§ Data supplied
---+---

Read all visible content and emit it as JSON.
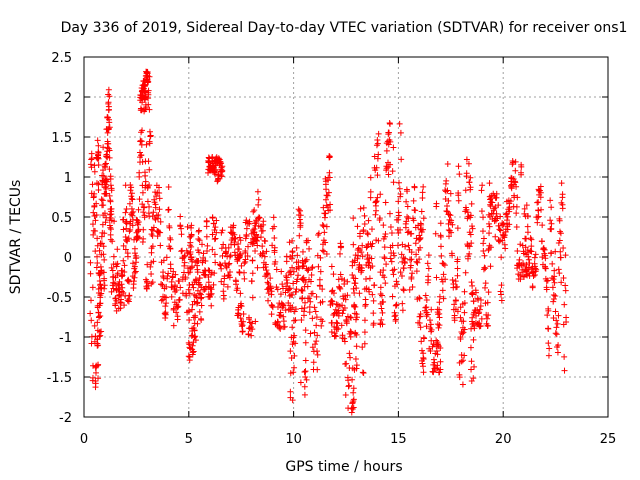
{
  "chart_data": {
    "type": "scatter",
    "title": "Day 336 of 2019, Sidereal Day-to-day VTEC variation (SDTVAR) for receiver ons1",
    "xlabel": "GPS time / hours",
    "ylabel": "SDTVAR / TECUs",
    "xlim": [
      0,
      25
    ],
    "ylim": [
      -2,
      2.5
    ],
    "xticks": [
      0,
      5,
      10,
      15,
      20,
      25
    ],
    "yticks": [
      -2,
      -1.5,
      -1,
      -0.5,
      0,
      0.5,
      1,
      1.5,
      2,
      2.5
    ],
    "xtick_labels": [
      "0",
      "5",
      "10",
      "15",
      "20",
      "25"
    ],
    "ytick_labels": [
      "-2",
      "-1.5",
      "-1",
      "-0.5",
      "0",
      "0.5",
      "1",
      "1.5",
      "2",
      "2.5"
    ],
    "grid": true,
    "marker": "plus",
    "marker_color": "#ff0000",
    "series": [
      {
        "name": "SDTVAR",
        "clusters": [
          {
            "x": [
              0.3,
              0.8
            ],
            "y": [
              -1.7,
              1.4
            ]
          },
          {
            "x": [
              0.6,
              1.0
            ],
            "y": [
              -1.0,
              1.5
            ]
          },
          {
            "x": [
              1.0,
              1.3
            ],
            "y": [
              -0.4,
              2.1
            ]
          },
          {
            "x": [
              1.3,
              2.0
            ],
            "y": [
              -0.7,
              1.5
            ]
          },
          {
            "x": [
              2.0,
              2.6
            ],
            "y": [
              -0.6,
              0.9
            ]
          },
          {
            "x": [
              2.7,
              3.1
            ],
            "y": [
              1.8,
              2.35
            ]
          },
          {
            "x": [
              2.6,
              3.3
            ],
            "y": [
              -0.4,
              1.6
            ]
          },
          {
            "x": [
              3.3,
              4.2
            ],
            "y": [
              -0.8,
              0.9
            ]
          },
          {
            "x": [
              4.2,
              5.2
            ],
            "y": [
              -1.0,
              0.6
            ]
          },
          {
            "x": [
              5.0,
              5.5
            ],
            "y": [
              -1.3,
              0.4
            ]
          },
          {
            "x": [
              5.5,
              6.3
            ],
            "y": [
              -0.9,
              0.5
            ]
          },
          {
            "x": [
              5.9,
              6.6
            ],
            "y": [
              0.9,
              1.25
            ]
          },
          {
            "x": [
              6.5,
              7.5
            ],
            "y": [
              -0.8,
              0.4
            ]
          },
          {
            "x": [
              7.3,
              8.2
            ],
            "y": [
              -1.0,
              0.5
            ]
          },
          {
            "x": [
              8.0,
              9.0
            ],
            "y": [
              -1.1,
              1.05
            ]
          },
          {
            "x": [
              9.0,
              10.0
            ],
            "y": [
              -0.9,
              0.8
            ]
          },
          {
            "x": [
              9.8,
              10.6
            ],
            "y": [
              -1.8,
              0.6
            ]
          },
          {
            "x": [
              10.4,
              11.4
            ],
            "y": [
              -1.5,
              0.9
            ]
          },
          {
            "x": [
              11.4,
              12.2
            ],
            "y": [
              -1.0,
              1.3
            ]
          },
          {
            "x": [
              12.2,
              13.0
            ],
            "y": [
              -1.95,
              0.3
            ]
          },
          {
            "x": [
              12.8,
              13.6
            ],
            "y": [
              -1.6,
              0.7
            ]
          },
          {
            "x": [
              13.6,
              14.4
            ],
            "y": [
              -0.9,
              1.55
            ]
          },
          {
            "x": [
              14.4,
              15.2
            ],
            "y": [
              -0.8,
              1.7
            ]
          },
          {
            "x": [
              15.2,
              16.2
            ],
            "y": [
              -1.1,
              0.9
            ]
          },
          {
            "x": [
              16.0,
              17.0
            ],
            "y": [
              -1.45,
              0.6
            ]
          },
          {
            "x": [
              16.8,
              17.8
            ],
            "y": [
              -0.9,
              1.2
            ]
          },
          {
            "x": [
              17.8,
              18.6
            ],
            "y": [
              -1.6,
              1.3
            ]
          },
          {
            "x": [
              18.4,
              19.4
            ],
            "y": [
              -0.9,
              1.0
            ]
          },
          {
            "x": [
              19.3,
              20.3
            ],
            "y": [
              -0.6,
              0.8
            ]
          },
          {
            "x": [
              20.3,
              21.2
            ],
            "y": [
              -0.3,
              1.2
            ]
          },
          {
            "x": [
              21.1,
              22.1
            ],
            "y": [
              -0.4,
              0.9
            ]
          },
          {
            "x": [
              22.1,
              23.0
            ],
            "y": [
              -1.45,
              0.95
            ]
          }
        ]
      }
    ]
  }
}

---+---

§ Given request
Establish how many lines of the material above hold the word "SDTVAR". Nothing but the count should be returned.

§ Answer to the problem
3